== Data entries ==
>>>>>
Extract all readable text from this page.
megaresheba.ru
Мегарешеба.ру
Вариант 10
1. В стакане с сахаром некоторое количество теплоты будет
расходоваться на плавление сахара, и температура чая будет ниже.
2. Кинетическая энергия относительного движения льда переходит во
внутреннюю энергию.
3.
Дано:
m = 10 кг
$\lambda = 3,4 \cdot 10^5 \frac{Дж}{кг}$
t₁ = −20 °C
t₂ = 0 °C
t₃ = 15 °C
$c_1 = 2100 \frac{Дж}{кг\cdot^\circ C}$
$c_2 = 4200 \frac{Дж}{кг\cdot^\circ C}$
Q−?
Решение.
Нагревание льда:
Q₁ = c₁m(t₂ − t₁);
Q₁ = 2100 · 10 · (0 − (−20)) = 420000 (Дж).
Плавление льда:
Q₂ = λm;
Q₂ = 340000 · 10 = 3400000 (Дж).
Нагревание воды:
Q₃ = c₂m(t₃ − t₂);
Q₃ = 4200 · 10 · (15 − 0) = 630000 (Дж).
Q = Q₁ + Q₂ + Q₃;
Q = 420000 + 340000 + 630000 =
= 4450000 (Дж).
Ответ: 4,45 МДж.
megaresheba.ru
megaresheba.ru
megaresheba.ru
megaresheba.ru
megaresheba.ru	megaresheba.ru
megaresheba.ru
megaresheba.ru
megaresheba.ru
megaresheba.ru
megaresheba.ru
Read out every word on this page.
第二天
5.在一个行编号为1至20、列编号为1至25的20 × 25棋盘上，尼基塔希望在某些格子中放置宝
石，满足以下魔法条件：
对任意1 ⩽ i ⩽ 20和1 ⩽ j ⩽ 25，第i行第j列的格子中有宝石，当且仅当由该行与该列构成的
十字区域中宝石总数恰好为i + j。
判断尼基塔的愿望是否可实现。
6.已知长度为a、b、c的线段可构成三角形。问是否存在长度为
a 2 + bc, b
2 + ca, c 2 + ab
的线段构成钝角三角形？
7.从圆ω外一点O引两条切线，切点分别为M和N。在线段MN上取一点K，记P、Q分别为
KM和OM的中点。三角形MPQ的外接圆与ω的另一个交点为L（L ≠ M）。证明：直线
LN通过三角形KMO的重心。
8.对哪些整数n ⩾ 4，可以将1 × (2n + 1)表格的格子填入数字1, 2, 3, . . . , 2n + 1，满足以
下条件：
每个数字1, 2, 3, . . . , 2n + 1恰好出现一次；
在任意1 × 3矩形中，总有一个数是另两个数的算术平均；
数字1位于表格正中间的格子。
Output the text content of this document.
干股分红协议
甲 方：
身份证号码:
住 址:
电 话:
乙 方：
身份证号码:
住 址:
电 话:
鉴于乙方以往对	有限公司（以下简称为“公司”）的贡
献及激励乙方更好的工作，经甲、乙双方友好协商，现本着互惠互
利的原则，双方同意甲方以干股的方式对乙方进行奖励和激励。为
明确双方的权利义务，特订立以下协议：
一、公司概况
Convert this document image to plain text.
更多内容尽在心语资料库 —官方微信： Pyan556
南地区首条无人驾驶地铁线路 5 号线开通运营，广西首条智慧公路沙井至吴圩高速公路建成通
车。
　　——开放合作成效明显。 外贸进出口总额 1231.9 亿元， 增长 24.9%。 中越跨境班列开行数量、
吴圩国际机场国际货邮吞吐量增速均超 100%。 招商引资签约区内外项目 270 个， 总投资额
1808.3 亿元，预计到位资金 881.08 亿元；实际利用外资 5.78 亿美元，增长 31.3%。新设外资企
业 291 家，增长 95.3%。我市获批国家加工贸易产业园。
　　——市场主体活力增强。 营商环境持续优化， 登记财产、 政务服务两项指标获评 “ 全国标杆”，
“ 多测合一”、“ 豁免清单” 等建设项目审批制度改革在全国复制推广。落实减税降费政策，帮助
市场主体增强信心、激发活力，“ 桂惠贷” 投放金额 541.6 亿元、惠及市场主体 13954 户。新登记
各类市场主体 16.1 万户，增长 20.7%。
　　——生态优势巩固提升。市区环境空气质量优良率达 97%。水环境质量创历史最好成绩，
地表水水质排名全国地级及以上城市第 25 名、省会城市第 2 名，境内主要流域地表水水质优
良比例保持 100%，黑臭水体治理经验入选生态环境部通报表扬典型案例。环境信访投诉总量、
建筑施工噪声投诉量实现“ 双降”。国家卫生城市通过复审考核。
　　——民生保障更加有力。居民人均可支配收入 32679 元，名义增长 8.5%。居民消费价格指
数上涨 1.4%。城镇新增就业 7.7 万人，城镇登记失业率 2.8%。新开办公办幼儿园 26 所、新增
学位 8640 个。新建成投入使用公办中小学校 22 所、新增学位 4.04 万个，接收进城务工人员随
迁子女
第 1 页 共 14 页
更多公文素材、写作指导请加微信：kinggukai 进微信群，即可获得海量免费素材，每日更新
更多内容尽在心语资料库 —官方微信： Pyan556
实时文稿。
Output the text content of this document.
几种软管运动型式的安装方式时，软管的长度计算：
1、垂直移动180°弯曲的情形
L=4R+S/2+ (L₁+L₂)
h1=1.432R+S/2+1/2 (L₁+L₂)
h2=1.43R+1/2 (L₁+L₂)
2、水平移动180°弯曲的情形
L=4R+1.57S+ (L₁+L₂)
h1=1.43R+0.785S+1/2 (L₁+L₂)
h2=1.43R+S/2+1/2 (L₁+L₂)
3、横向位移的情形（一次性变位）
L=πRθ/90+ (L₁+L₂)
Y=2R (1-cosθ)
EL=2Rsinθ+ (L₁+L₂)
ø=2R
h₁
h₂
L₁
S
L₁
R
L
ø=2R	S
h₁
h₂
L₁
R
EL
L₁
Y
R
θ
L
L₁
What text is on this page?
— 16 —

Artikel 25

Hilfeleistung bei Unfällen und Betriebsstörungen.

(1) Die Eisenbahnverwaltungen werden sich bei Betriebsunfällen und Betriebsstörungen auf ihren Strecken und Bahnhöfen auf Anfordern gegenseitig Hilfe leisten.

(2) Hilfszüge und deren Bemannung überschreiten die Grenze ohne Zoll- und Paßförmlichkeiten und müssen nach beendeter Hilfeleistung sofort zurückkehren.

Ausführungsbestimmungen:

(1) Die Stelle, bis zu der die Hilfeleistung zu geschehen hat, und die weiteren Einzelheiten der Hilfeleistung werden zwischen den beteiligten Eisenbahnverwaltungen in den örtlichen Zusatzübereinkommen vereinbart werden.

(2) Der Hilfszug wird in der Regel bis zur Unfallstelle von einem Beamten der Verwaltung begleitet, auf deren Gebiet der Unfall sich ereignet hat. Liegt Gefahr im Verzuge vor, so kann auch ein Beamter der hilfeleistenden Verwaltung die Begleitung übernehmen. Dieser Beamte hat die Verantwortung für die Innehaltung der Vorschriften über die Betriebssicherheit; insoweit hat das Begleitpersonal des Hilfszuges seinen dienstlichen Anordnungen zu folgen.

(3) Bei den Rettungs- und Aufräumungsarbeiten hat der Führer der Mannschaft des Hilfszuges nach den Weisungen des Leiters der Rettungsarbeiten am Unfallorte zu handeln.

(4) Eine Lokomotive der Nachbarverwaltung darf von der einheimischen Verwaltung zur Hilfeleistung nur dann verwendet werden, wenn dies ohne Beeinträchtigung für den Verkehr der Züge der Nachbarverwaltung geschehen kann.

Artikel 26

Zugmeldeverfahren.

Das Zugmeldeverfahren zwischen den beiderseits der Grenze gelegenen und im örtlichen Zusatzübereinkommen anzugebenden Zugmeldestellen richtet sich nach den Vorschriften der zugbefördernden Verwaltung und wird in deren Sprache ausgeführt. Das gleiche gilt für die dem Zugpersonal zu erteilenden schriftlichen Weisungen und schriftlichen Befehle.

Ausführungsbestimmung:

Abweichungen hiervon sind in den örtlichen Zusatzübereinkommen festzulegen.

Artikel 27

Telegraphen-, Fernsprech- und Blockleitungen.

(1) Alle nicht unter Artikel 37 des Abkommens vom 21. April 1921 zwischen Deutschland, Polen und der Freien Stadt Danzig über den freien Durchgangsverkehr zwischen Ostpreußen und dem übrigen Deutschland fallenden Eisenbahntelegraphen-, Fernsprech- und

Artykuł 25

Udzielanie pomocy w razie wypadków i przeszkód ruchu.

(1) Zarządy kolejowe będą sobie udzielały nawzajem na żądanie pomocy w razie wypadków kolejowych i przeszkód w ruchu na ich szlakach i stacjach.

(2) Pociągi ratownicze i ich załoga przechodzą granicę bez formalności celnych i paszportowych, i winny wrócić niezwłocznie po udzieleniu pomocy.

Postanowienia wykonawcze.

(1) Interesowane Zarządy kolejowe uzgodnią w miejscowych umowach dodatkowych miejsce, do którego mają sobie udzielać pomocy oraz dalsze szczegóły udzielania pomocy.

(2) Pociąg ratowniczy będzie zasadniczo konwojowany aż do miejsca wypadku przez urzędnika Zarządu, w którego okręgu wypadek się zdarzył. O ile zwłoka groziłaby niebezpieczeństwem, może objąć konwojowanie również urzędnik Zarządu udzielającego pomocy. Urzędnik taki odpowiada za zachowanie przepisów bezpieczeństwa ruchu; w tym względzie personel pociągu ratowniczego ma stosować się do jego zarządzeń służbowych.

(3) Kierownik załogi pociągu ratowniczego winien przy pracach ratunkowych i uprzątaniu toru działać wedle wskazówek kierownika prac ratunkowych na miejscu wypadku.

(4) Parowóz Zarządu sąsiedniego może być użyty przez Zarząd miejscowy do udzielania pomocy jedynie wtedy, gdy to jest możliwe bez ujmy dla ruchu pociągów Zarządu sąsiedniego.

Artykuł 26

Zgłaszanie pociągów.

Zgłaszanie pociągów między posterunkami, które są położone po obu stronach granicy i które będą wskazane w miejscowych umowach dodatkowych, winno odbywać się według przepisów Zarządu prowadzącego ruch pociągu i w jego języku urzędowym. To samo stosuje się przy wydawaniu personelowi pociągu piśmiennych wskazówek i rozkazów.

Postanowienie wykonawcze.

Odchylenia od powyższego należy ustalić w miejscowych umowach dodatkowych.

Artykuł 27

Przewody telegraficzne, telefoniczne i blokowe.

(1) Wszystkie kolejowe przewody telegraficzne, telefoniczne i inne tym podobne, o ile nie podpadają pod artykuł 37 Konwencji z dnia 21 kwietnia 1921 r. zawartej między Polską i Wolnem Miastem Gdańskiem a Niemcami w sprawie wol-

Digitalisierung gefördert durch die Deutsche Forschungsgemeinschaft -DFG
<<<<<
== Given instruction ==
Find every line in the records above that holds the word "Artikel", and copy each one.

== Finished exercise ==
Artikel 25
Artikel 26
Artikel 27
(1) Alle nicht unter Artikel 37 des Abkommens vom 21. April 1921 zwischen Deutschland, Polen und der Freien Stadt Danzig über den freien Durchgangsverkehr zwischen Ostpreußen und dem übrigen Deutschland fallenden Eisenbahntelegraphen-, Fernsprech- und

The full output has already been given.